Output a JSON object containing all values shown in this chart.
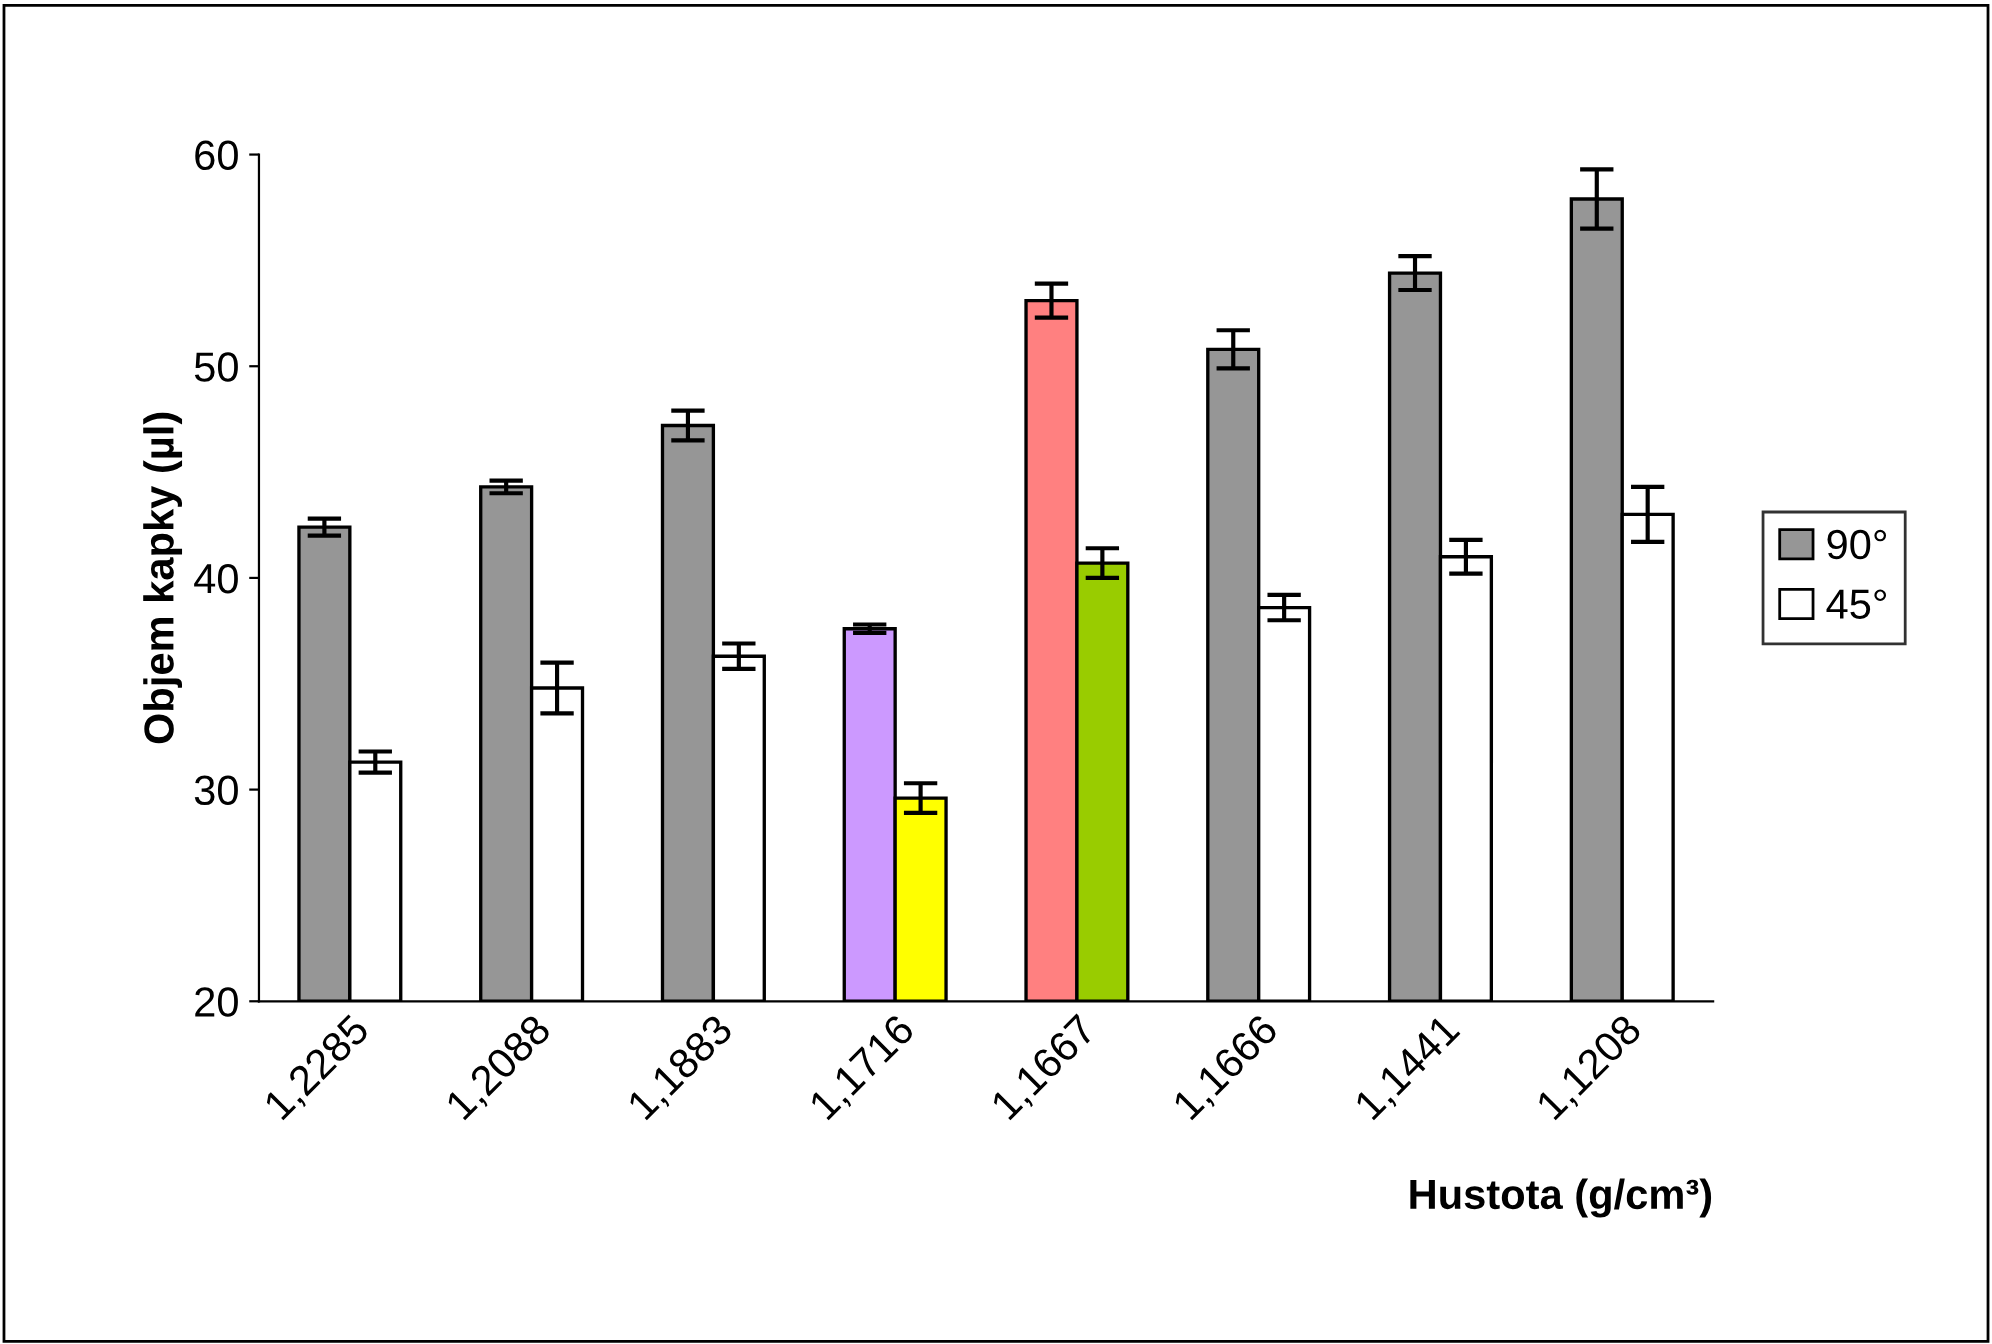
{
  "chart_data": {
    "type": "bar",
    "xlabel": "Hustota (g/cm³)",
    "ylabel": "Objem kapky (µl)",
    "categories": [
      "1,2285",
      "1,2088",
      "1,1883",
      "1,1716",
      "1,1667",
      "1,1666",
      "1,1441",
      "1,1208"
    ],
    "series": [
      {
        "name": "90°",
        "color": "#969696",
        "colors": [
          "#969696",
          "#969696",
          "#969696",
          "#cc99ff",
          "#ff8080",
          "#969696",
          "#969696",
          "#969696"
        ],
        "values": [
          42.4,
          44.3,
          47.2,
          37.6,
          53.1,
          50.8,
          54.4,
          57.9
        ],
        "errors": [
          0.4,
          0.3,
          0.7,
          0.2,
          0.8,
          0.9,
          0.8,
          1.4
        ]
      },
      {
        "name": "45°",
        "color": "#ffffff",
        "colors": [
          "#ffffff",
          "#ffffff",
          "#ffffff",
          "#ffff00",
          "#99cc00",
          "#ffffff",
          "#ffffff",
          "#ffffff"
        ],
        "values": [
          31.3,
          34.8,
          36.3,
          29.6,
          40.7,
          38.6,
          41.0,
          43.0
        ],
        "errors": [
          0.5,
          1.2,
          0.6,
          0.7,
          0.7,
          0.6,
          0.8,
          1.3
        ]
      }
    ],
    "ylim": [
      20,
      60
    ],
    "yticks": [
      20,
      30,
      40,
      50,
      60
    ],
    "grid": false,
    "legend": "right"
  }
}
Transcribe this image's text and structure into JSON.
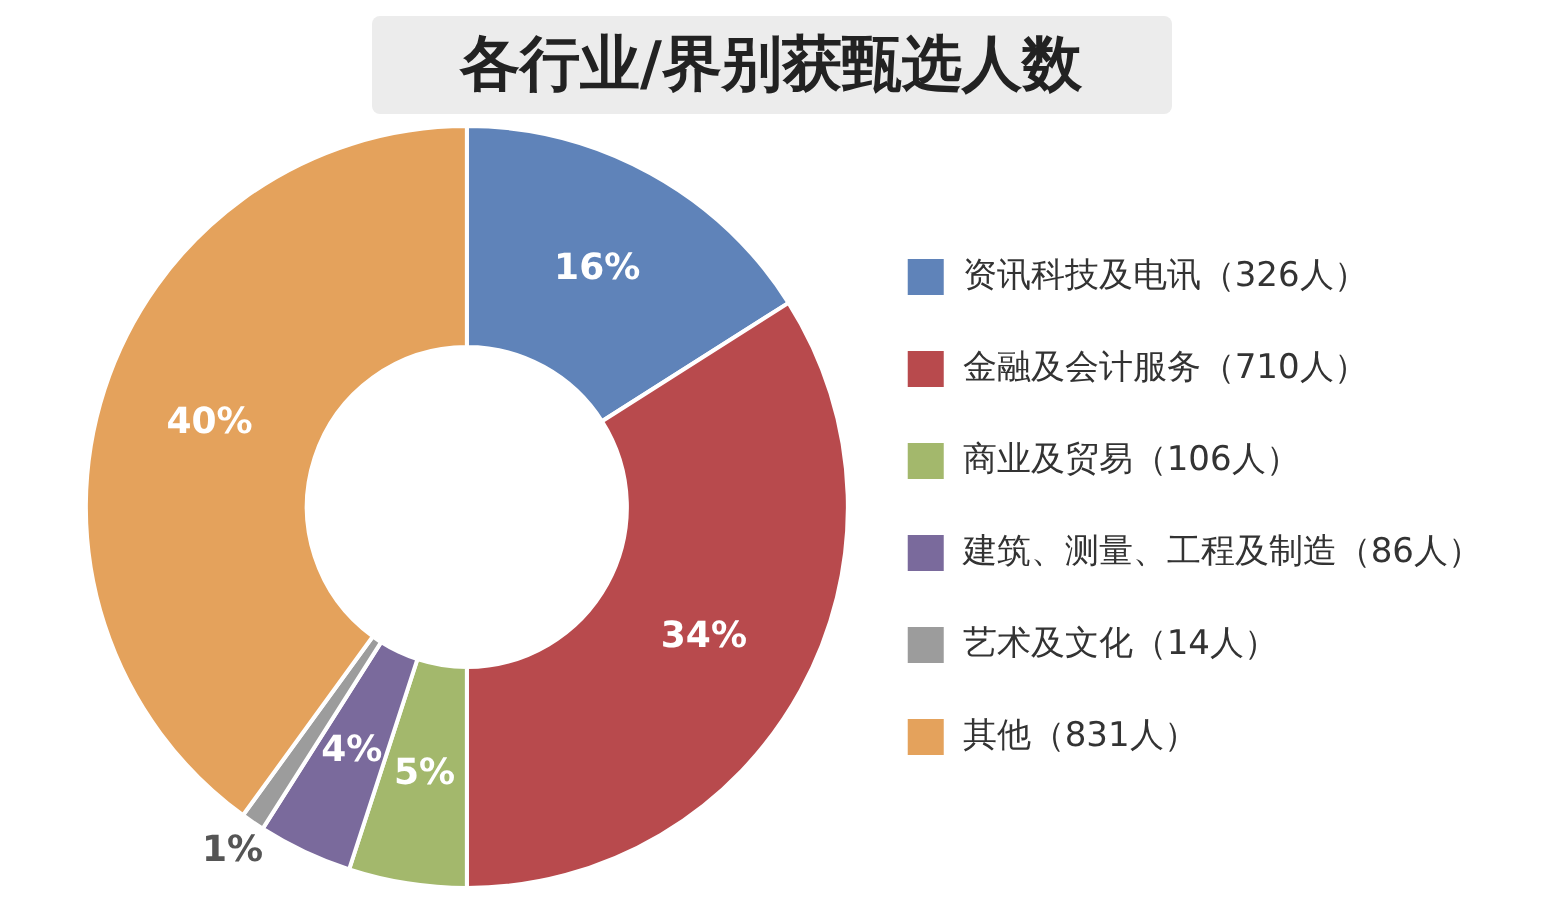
{
  "chart_data": {
    "type": "donut",
    "title": "各行业/界别获甄选人数",
    "categories": [
      "资讯科技及电讯（326人）",
      "金融及会计服务（710人）",
      "商业及贸易（106人）",
      "建筑、测量、工程及制造（86人）",
      "艺术及文化（14人）",
      "其他（831人）"
    ],
    "values": [
      16,
      34,
      5,
      4,
      1,
      40
    ],
    "colors": [
      "#5f83b9",
      "#b84a4d",
      "#a3b86c",
      "#7a6a9c",
      "#9c9c9c",
      "#e4a25c"
    ],
    "value_labels": [
      "16%",
      "34%",
      "5%",
      "4%",
      "1%",
      "40%"
    ],
    "legend": "right"
  }
}
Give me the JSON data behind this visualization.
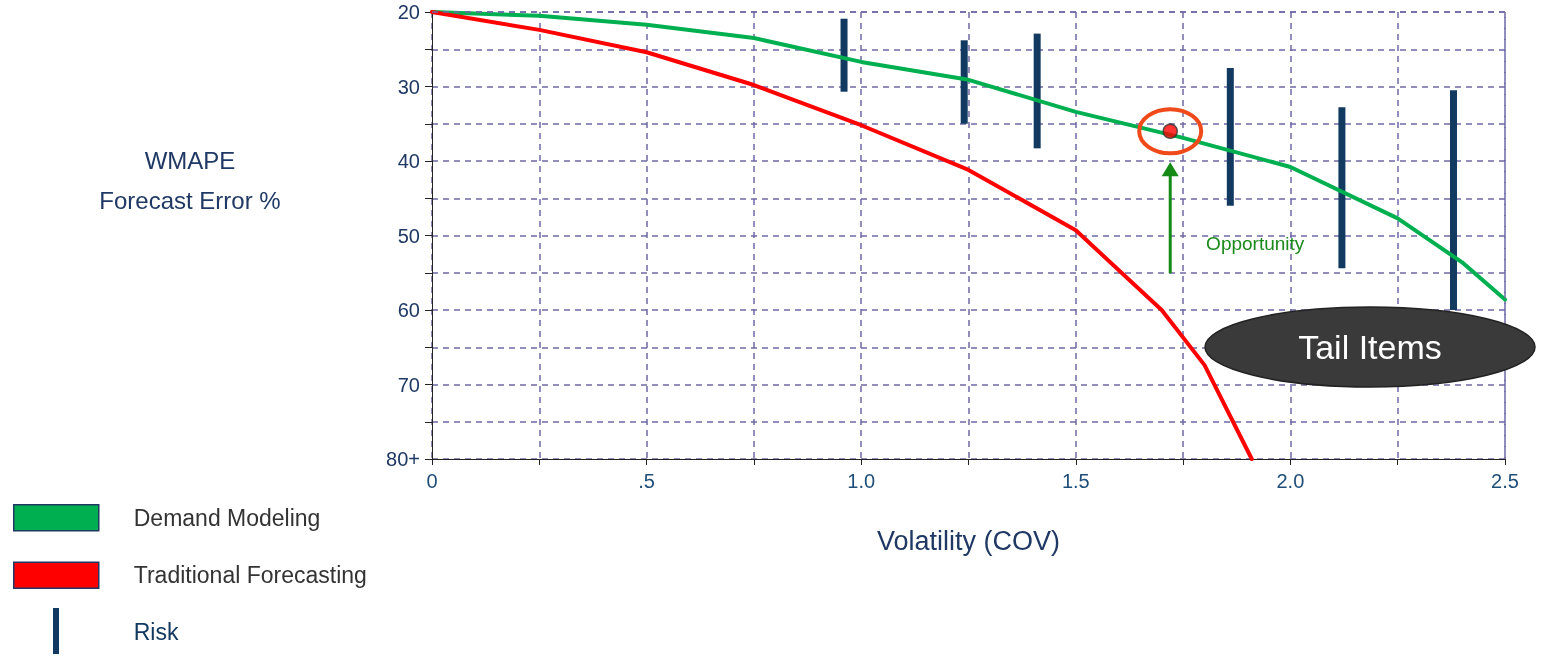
★ ★ ★
▶ Prompt: Set every line down exactly as written, leaving each picture out.

▶ Problem solution:
Output a JSON object containing all values shown in this chart.
{
  "chart_data": {
    "type": "bar",
    "xlabel": "Hustota (g/cm³)",
    "ylabel": "Objem kapky (µl)",
    "categories": [
      "1,2285",
      "1,2088",
      "1,1883",
      "1,1716",
      "1,1667",
      "1,1666",
      "1,1441",
      "1,1208"
    ],
    "series": [
      {
        "name": "90°",
        "color": "#969696",
        "colors": [
          "#969696",
          "#969696",
          "#969696",
          "#cc99ff",
          "#ff8080",
          "#969696",
          "#969696",
          "#969696"
        ],
        "values": [
          42.4,
          44.3,
          47.2,
          37.6,
          53.1,
          50.8,
          54.4,
          57.9
        ],
        "errors": [
          0.4,
          0.3,
          0.7,
          0.2,
          0.8,
          0.9,
          0.8,
          1.4
        ]
      },
      {
        "name": "45°",
        "color": "#ffffff",
        "colors": [
          "#ffffff",
          "#ffffff",
          "#ffffff",
          "#ffff00",
          "#99cc00",
          "#ffffff",
          "#ffffff",
          "#ffffff"
        ],
        "values": [
          31.3,
          34.8,
          36.3,
          29.6,
          40.7,
          38.6,
          41.0,
          43.0
        ],
        "errors": [
          0.5,
          1.2,
          0.6,
          0.7,
          0.7,
          0.6,
          0.8,
          1.3
        ]
      }
    ],
    "ylim": [
      20,
      60
    ],
    "yticks": [
      20,
      30,
      40,
      50,
      60
    ],
    "grid": false,
    "legend": "right"
  }
}
Transcribe this image's text and structure into JSON.
{
  "chart_data": {
    "type": "donut",
    "title": "各行业/界别获甄选人数",
    "categories": [
      "资讯科技及电讯（326人）",
      "金融及会计服务（710人）",
      "商业及贸易（106人）",
      "建筑、测量、工程及制造（86人）",
      "艺术及文化（14人）",
      "其他（831人）"
    ],
    "values": [
      16,
      34,
      5,
      4,
      1,
      40
    ],
    "colors": [
      "#5f83b9",
      "#b84a4d",
      "#a3b86c",
      "#7a6a9c",
      "#9c9c9c",
      "#e4a25c"
    ],
    "value_labels": [
      "16%",
      "34%",
      "5%",
      "4%",
      "1%",
      "40%"
    ],
    "legend": "right"
  }
}
Give me the JSON data behind this visualization.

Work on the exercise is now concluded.